All of the records below must be output exactly, with no pictures carried over.

▶ Records from a data source
— Begin —
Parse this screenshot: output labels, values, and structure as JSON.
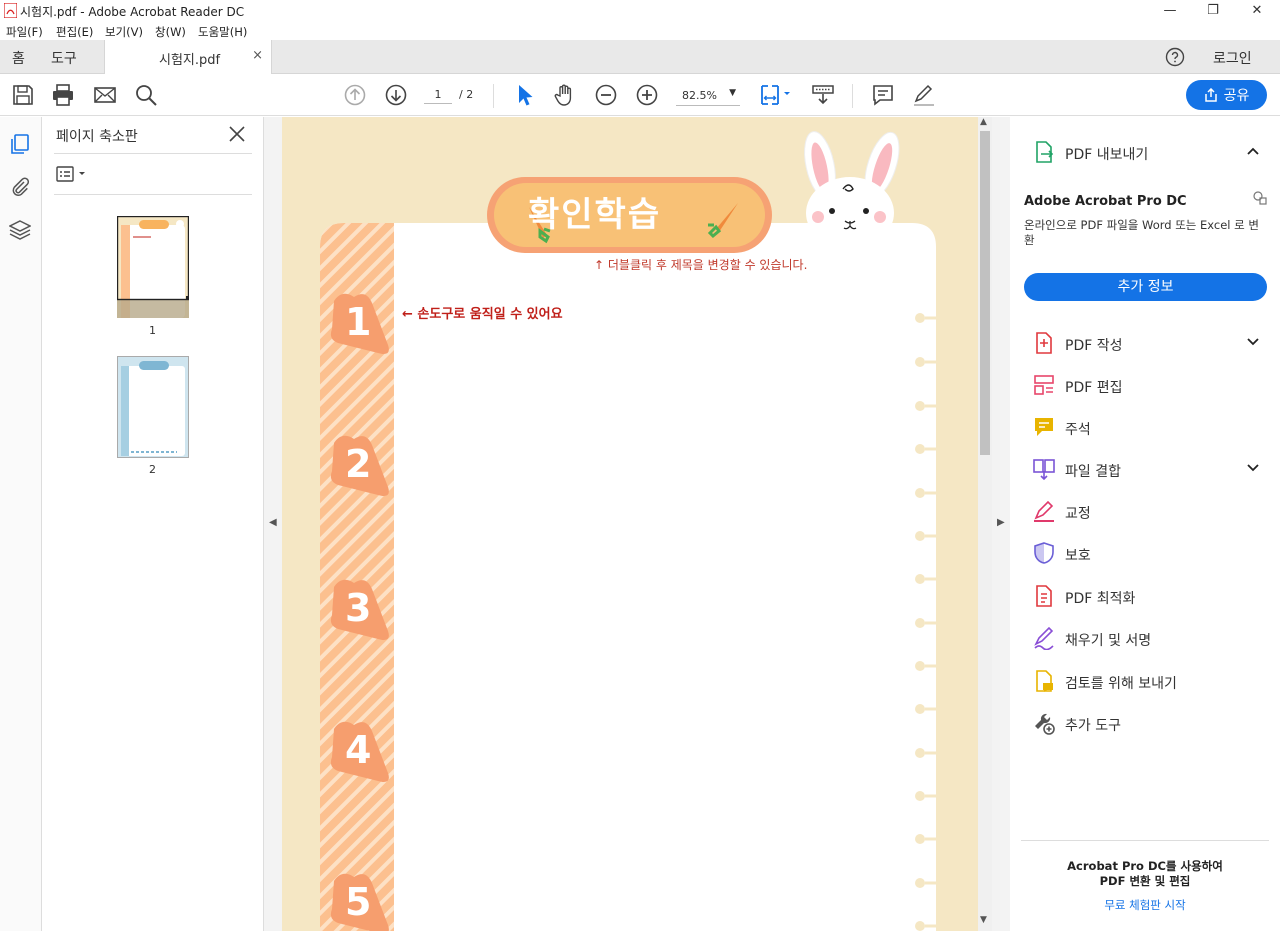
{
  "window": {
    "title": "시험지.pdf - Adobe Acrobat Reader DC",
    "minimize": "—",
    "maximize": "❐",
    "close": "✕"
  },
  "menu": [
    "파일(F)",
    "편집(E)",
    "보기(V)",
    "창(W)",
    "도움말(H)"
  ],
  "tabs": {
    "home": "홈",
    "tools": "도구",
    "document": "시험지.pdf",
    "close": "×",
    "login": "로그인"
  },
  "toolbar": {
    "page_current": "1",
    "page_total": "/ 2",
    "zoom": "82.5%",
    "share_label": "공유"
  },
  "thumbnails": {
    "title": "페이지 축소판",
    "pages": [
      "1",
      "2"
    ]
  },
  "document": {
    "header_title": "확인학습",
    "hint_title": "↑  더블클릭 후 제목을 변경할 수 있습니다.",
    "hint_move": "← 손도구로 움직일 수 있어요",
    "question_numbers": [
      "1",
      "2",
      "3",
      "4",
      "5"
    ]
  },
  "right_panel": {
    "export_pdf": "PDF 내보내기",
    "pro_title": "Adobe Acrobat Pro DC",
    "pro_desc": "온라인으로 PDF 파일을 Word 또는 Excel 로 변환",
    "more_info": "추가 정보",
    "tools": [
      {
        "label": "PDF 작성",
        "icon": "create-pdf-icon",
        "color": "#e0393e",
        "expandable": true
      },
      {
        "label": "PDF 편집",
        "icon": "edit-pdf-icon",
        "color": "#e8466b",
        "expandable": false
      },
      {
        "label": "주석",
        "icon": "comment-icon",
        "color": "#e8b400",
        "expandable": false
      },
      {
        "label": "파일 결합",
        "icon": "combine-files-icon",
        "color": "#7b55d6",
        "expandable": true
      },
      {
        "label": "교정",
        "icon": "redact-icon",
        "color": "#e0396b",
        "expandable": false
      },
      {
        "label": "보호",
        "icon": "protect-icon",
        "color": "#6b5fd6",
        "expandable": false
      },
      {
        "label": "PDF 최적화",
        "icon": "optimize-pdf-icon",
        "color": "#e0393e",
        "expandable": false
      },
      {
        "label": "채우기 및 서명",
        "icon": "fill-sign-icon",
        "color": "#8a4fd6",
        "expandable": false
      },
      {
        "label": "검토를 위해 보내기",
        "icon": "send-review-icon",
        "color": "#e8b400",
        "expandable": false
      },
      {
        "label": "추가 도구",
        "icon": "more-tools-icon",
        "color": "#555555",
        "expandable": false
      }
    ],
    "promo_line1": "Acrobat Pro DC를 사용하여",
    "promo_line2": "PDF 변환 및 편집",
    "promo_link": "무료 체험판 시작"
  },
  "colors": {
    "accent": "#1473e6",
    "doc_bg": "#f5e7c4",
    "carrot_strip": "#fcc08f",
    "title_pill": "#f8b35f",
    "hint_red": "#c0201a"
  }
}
— End —
▶ Result
Parse this screenshot: output labels, values, and structure as JSON.
{
  "window": {
    "title": "시험지.pdf - Adobe Acrobat Reader DC",
    "minimize": "—",
    "maximize": "❐",
    "close": "✕"
  },
  "menu": [
    "파일(F)",
    "편집(E)",
    "보기(V)",
    "창(W)",
    "도움말(H)"
  ],
  "tabs": {
    "home": "홈",
    "tools": "도구",
    "document": "시험지.pdf",
    "close": "×",
    "login": "로그인"
  },
  "toolbar": {
    "page_current": "1",
    "page_total": "/ 2",
    "zoom": "82.5%",
    "share_label": "공유"
  },
  "thumbnails": {
    "title": "페이지 축소판",
    "pages": [
      "1",
      "2"
    ]
  },
  "document": {
    "header_title": "확인학습",
    "hint_title": "↑  더블클릭 후 제목을 변경할 수 있습니다.",
    "hint_move": "← 손도구로 움직일 수 있어요",
    "question_numbers": [
      "1",
      "2",
      "3",
      "4",
      "5"
    ]
  },
  "right_panel": {
    "export_pdf": "PDF 내보내기",
    "pro_title": "Adobe Acrobat Pro DC",
    "pro_desc": "온라인으로 PDF 파일을 Word 또는 Excel 로 변환",
    "more_info": "추가 정보",
    "tools": [
      {
        "label": "PDF 작성",
        "icon": "create-pdf-icon",
        "color": "#e0393e",
        "expandable": true
      },
      {
        "label": "PDF 편집",
        "icon": "edit-pdf-icon",
        "color": "#e8466b",
        "expandable": false
      },
      {
        "label": "주석",
        "icon": "comment-icon",
        "color": "#e8b400",
        "expandable": false
      },
      {
        "label": "파일 결합",
        "icon": "combine-files-icon",
        "color": "#7b55d6",
        "expandable": true
      },
      {
        "label": "교정",
        "icon": "redact-icon",
        "color": "#e0396b",
        "expandable": false
      },
      {
        "label": "보호",
        "icon": "protect-icon",
        "color": "#6b5fd6",
        "expandable": false
      },
      {
        "label": "PDF 최적화",
        "icon": "optimize-pdf-icon",
        "color": "#e0393e",
        "expandable": false
      },
      {
        "label": "채우기 및 서명",
        "icon": "fill-sign-icon",
        "color": "#8a4fd6",
        "expandable": false
      },
      {
        "label": "검토를 위해 보내기",
        "icon": "send-review-icon",
        "color": "#e8b400",
        "expandable": false
      },
      {
        "label": "추가 도구",
        "icon": "more-tools-icon",
        "color": "#555555",
        "expandable": false
      }
    ],
    "promo_line1": "Acrobat Pro DC를 사용하여",
    "promo_line2": "PDF 변환 및 편집",
    "promo_link": "무료 체험판 시작"
  },
  "colors": {
    "accent": "#1473e6",
    "doc_bg": "#f5e7c4",
    "carrot_strip": "#fcc08f",
    "title_pill": "#f8b35f",
    "hint_red": "#c0201a"
  }
}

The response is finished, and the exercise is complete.